» WHAT YOU HAVE TO DO:
Copy every line with the string "строкам" in it.
[start of DATASET ENTRIES]
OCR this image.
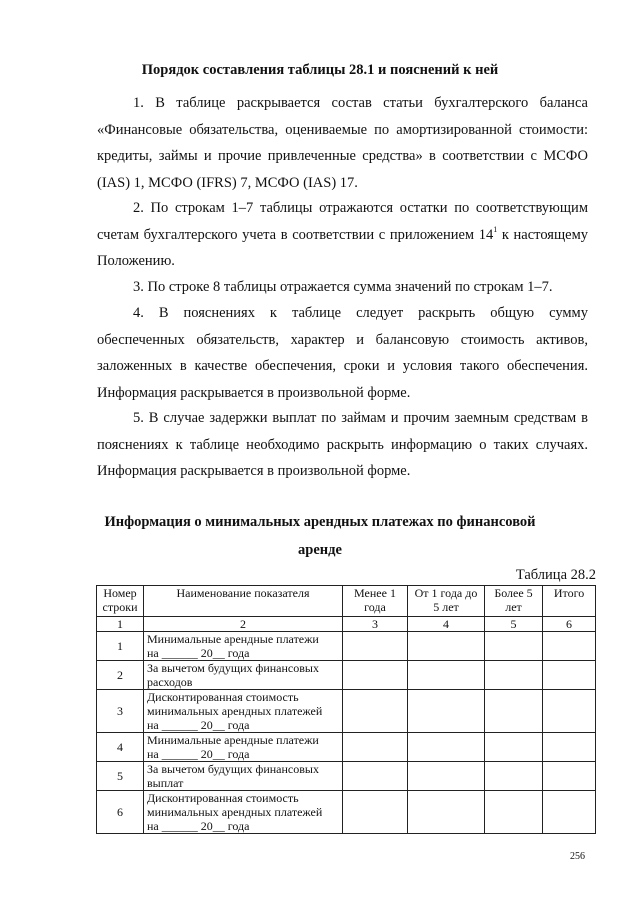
Порядок составления таблицы 28.1 и пояснений к ней
1. В таблице раскрывается состав статьи бухгалтерского баланса «Финансовые обязательства, оцениваемые по амортизированной стоимости: кредиты, займы и прочие привлеченные средства» в соответствии с МСФО (IAS) 1, МСФО (IFRS) 7, МСФО (IAS) 17.
2. По строкам 1–7 таблицы отражаются остатки по соответствующим счетам бухгалтерского учета в соответствии с приложением $14^1$ к настоящему Положению.
3. По строке 8 таблицы отражается сумма значений по строкам 1–7.
4. В пояснениях к таблице следует раскрыть общую сумму обеспеченных обязательств, характер и балансовую стоимость активов, заложенных в качестве обеспечения, сроки и условия такого обеспечения. Информация раскрывается в произвольной форме.
5. В случае задержки выплат по займам и прочим заемным средствам в пояснениях к таблице необходимо раскрыть информацию о таких случаях. Информация раскрывается в произвольной форме.
Информация о минимальных арендных платежах по финансовой
аренде
Таблица 28.2
Номер строки	Наименование показателя	Менее 1 года	От 1 года до 5 лет	Более 5 лет	Итого
1	2	3	4	5	6
1	Минимальные арендные платежи
на ______ 20__ года				

2	За вычетом будущих финансовых
расходов				

3	Дисконтированная стоимость
минимальных арендных платежей
на ______ 20__ года				

4	Минимальные арендные платежи
на ______ 20__ года				

5	За вычетом будущих финансовых
выплат				

6	Дисконтированная стоимость
минимальных арендных платежей
на ______ 20__ года				

256
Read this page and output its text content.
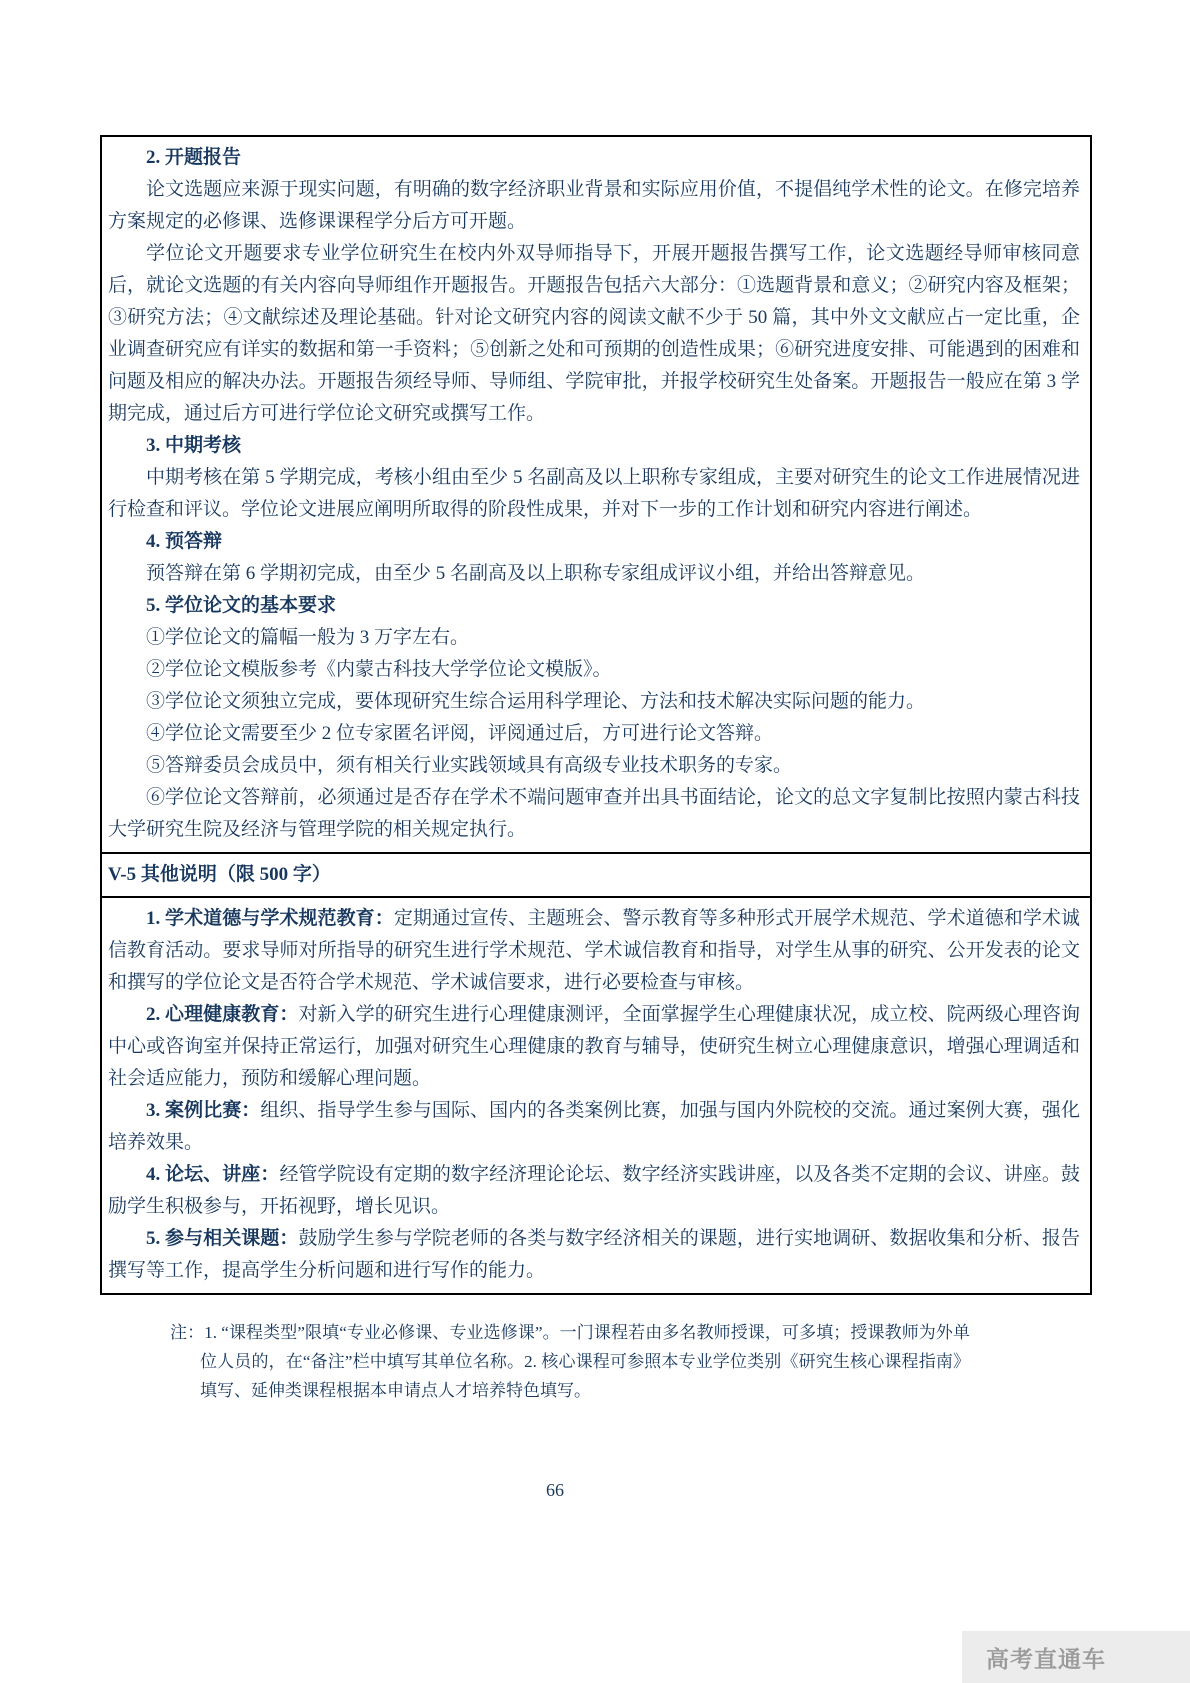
2. 开题报告

论文选题应来源于现实问题，有明确的数字经济职业背景和实际应用价值，不提倡纯学术性的论文。在修完培养方案规定的必修课、选修课课程学分后方可开题。

学位论文开题要求专业学位研究生在校内外双导师指导下，开展开题报告撰写工作，论文选题经导师审核同意后，就论文选题的有关内容向导师组作开题报告。开题报告包括六大部分：①选题背景和意义；②研究内容及框架；③研究方法；④文献综述及理论基础。针对论文研究内容的阅读文献不少于 50 篇，其中外文文献应占一定比重，企业调查研究应有详实的数据和第一手资料；⑤创新之处和可预期的创造性成果；⑥研究进度安排、可能遇到的困难和问题及相应的解决办法。开题报告须经导师、导师组、学院审批，并报学校研究生处备案。开题报告一般应在第 3 学期完成，通过后方可进行学位论文研究或撰写工作。

3. 中期考核

中期考核在第 5 学期完成，考核小组由至少 5 名副高及以上职称专家组成，主要对研究生的论文工作进展情况进行检查和评议。学位论文进展应阐明所取得的阶段性成果，并对下一步的工作计划和研究内容进行阐述。

4. 预答辩

预答辩在第 6 学期初完成，由至少 5 名副高及以上职称专家组成评议小组，并给出答辩意见。

5. 学位论文的基本要求

①学位论文的篇幅一般为 3 万字左右。

②学位论文模版参考《内蒙古科技大学学位论文模版》。

③学位论文须独立完成，要体现研究生综合运用科学理论、方法和技术解决实际问题的能力。

④学位论文需要至少 2 位专家匿名评阅，评阅通过后，方可进行论文答辩。

⑤答辩委员会成员中，须有相关行业实践领域具有高级专业技术职务的专家。

⑥学位论文答辩前，必须通过是否存在学术不端问题审查并出具书面结论，论文的总文字复制比按照内蒙古科技大学研究生院及经济与管理学院的相关规定执行。

V-5 其他说明（限 500 字）

1. 学术道德与学术规范教育：定期通过宣传、主题班会、警示教育等多种形式开展学术规范、学术道德和学术诚信教育活动。要求导师对所指导的研究生进行学术规范、学术诚信教育和指导，对学生从事的研究、公开发表的论文和撰写的学位论文是否符合学术规范、学术诚信要求，进行必要检查与审核。

2. 心理健康教育：对新入学的研究生进行心理健康测评，全面掌握学生心理健康状况，成立校、院两级心理咨询中心或咨询室并保持正常运行，加强对研究生心理健康的教育与辅导，使研究生树立心理健康意识，增强心理调适和社会适应能力，预防和缓解心理问题。

3. 案例比赛：组织、指导学生参与国际、国内的各类案例比赛，加强与国内外院校的交流。通过案例大赛，强化培养效果。

4. 论坛、讲座：经管学院设有定期的数字经济理论论坛、数字经济实践讲座，以及各类不定期的会议、讲座。鼓励学生积极参与，开拓视野，增长见识。

5. 参与相关课题：鼓励学生参与学院老师的各类与数字经济相关的课题，进行实地调研、数据收集和分析、报告撰写等工作，提高学生分析问题和进行写作的能力。

注：1. “课程类型”限填“专业必修课、专业选修课”。一门课程若由多名教师授课，可多填；授课教师为外单位人员的，在“备注”栏中填写其单位名称。2. 核心课程可参照本专业学位类别《研究生核心课程指南》填写、延伸类课程根据本申请点人才培养特色填写。
66
高考直通车
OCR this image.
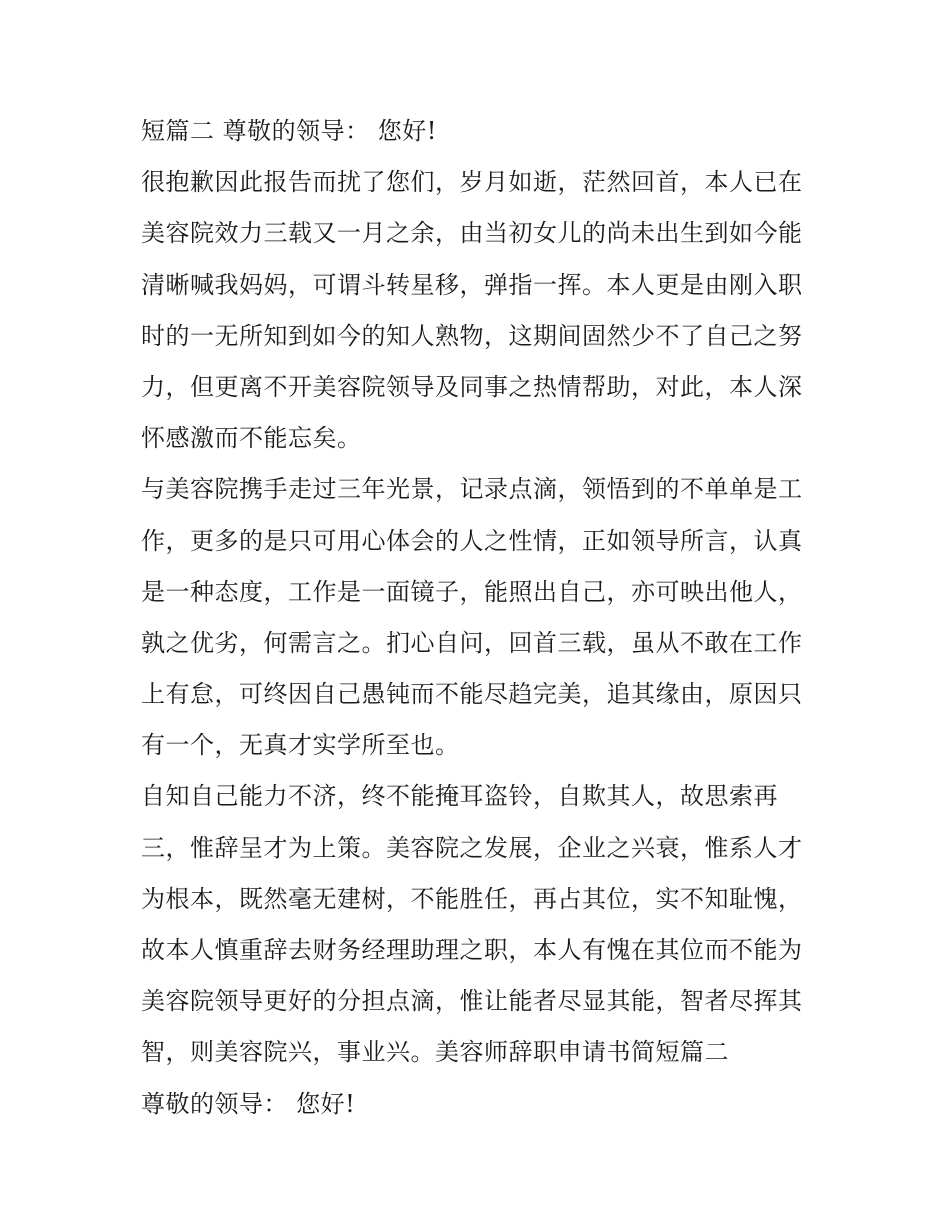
短篇二 尊敬的领导： 您好!
很抱歉因此报告而扰了您们，岁月如逝，茫然回首，本人已在
美容院效力三载又一月之余，由当初女儿的尚未出生到如今能
清晰喊我妈妈，可谓斗转星移，弹指一挥。本人更是由刚入职
时的一无所知到如今的知人熟物，这期间固然少不了自己之努
力，但更离不开美容院领导及同事之热情帮助，对此，本人深
怀感激而不能忘矣。
与美容院携手走过三年光景，记录点滴，领悟到的不单单是工
作，更多的是只可用心体会的人之性情，正如领导所言，认真
是一种态度，工作是一面镜子，能照出自己，亦可映出他人，
孰之优劣，何需言之。扪心自问，回首三载，虽从不敢在工作
上有怠，可终因自己愚钝而不能尽趋完美，追其缘由，原因只
有一个，无真才实学所至也。
自知自己能力不济，终不能掩耳盗铃，自欺其人，故思索再
三，惟辞呈才为上策。美容院之发展，企业之兴衰，惟系人才
为根本，既然毫无建树，不能胜任，再占其位，实不知耻愧，
故本人慎重辞去财务经理助理之职，本人有愧在其位而不能为
美容院领导更好的分担点滴，惟让能者尽显其能，智者尽挥其
智，则美容院兴，事业兴。美容师辞职申请书简短篇二
尊敬的领导： 您好!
[end of DATASET ENTRIES]
» RESULT OF THIS TASK:
2. По строкам 1–7 таблицы отражаются остатки по соответствующим счетам бухгалтерского учета в соответствии с приложением $14^1$ к настоящему Положению.
3. По строке 8 таблицы отражается сумма значений по строкам 1–7.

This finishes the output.